■ Entries provided:
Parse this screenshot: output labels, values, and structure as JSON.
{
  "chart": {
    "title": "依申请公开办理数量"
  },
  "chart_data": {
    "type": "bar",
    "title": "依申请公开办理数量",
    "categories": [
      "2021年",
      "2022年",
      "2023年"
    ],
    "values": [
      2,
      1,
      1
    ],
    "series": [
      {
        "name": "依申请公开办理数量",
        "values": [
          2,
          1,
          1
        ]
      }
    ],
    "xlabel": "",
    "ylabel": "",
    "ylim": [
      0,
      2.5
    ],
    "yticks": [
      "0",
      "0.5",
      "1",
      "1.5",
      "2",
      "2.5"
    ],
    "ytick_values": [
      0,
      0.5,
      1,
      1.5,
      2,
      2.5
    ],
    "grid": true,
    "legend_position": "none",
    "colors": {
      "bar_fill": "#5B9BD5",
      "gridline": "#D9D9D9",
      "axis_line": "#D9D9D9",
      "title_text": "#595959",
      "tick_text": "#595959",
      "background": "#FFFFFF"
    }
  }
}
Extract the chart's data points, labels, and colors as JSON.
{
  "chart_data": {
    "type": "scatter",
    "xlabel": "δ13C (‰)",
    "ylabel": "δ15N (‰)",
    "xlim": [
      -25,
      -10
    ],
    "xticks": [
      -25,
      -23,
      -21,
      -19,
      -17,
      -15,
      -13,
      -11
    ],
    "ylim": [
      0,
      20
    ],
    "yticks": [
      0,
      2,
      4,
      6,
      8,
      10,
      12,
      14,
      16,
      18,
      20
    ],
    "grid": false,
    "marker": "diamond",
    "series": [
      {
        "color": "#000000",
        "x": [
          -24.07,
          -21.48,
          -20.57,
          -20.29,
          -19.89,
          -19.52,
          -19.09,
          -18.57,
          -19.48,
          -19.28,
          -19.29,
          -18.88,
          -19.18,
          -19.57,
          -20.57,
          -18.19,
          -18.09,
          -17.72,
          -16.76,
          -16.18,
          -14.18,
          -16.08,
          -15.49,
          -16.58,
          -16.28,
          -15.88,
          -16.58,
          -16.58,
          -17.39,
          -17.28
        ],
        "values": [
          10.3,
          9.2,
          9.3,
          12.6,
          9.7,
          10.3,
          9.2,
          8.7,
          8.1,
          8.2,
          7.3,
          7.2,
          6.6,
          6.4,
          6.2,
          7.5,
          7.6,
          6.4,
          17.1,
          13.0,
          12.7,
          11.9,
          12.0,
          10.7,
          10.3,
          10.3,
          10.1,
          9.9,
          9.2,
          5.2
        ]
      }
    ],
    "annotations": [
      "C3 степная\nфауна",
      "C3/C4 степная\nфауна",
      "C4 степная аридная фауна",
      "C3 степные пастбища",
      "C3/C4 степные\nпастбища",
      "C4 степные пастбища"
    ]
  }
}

■ Directive: From the listing above, extract every line exactly as it stands.

■ Task result:
Parse this screenshot: output labels, values, and structure as JSON.
{
  "chart": {
    "title": "依申请公开办理数量"
  },
  "chart_data": {
    "type": "bar",
    "title": "依申请公开办理数量",
    "categories": [
      "2021年",
      "2022年",
      "2023年"
    ],
    "values": [
      2,
      1,
      1
    ],
    "series": [
      {
        "name": "依申请公开办理数量",
        "values": [
          2,
          1,
          1
        ]
      }
    ],
    "xlabel": "",
    "ylabel": "",
    "ylim": [
      0,
      2.5
    ],
    "yticks": [
      "0",
      "0.5",
      "1",
      "1.5",
      "2",
      "2.5"
    ],
    "ytick_values": [
      0,
      0.5,
      1,
      1.5,
      2,
      2.5
    ],
    "grid": true,
    "legend_position": "none",
    "colors": {
      "bar_fill": "#5B9BD5",
      "gridline": "#D9D9D9",
      "axis_line": "#D9D9D9",
      "title_text": "#595959",
      "tick_text": "#595959",
      "background": "#FFFFFF"
    }
  }
}
Extract the chart's data points, labels, and colors as JSON.
{
  "chart_data": {
    "type": "scatter",
    "xlabel": "δ13C (‰)",
    "ylabel": "δ15N (‰)",
    "xlim": [
      -25,
      -10
    ],
    "xticks": [
      -25,
      -23,
      -21,
      -19,
      -17,
      -15,
      -13,
      -11
    ],
    "ylim": [
      0,
      20
    ],
    "yticks": [
      0,
      2,
      4,
      6,
      8,
      10,
      12,
      14,
      16,
      18,
      20
    ],
    "grid": false,
    "marker": "diamond",
    "series": [
      {
        "color": "#000000",
        "x": [
          -24.07,
          -21.48,
          -20.57,
          -20.29,
          -19.89,
          -19.52,
          -19.09,
          -18.57,
          -19.48,
          -19.28,
          -19.29,
          -18.88,
          -19.18,
          -19.57,
          -20.57,
          -18.19,
          -18.09,
          -17.72,
          -16.76,
          -16.18,
          -14.18,
          -16.08,
          -15.49,
          -16.58,
          -16.28,
          -15.88,
          -16.58,
          -16.58,
          -17.39,
          -17.28
        ],
        "values": [
          10.3,
          9.2,
          9.3,
          12.6,
          9.7,
          10.3,
          9.2,
          8.7,
          8.1,
          8.2,
          7.3,
          7.2,
          6.6,
          6.4,
          6.2,
          7.5,
          7.6,
          6.4,
          17.1,
          13.0,
          12.7,
          11.9,
          12.0,
          10.7,
          10.3,
          10.3,
          10.1,
          9.9,
          9.2,
          5.2
        ]
      }
    ],
    "annotations": [
      "C3 степная\nфауна",
      "C3/C4 степная\nфауна",
      "C4 степная аридная фауна",
      "C3 степные пастбища",
      "C3/C4 степные\nпастбища",
      "C4 степные пастбища"
    ]
  }
}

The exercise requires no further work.